Excerpts from a figure dataset
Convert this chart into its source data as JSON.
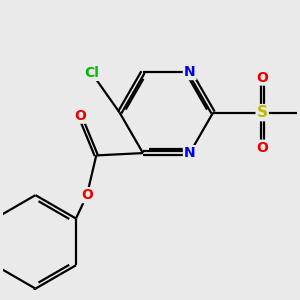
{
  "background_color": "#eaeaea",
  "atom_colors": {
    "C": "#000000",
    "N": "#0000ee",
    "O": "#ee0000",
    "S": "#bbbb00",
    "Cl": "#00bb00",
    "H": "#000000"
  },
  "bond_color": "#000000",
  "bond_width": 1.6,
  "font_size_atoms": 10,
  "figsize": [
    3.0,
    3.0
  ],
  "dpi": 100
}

* _Work to be completed_: Every line above should be repeated exactly; pictures stay out of the copy.

* _Written solution_:
Convert this chart into its source data as JSON.
{
  "background_color": "#eaeaea",
  "atom_colors": {
    "C": "#000000",
    "N": "#0000ee",
    "O": "#ee0000",
    "S": "#bbbb00",
    "Cl": "#00bb00",
    "H": "#000000"
  },
  "bond_color": "#000000",
  "bond_width": 1.6,
  "font_size_atoms": 10,
  "figsize": [
    3.0,
    3.0
  ],
  "dpi": 100
}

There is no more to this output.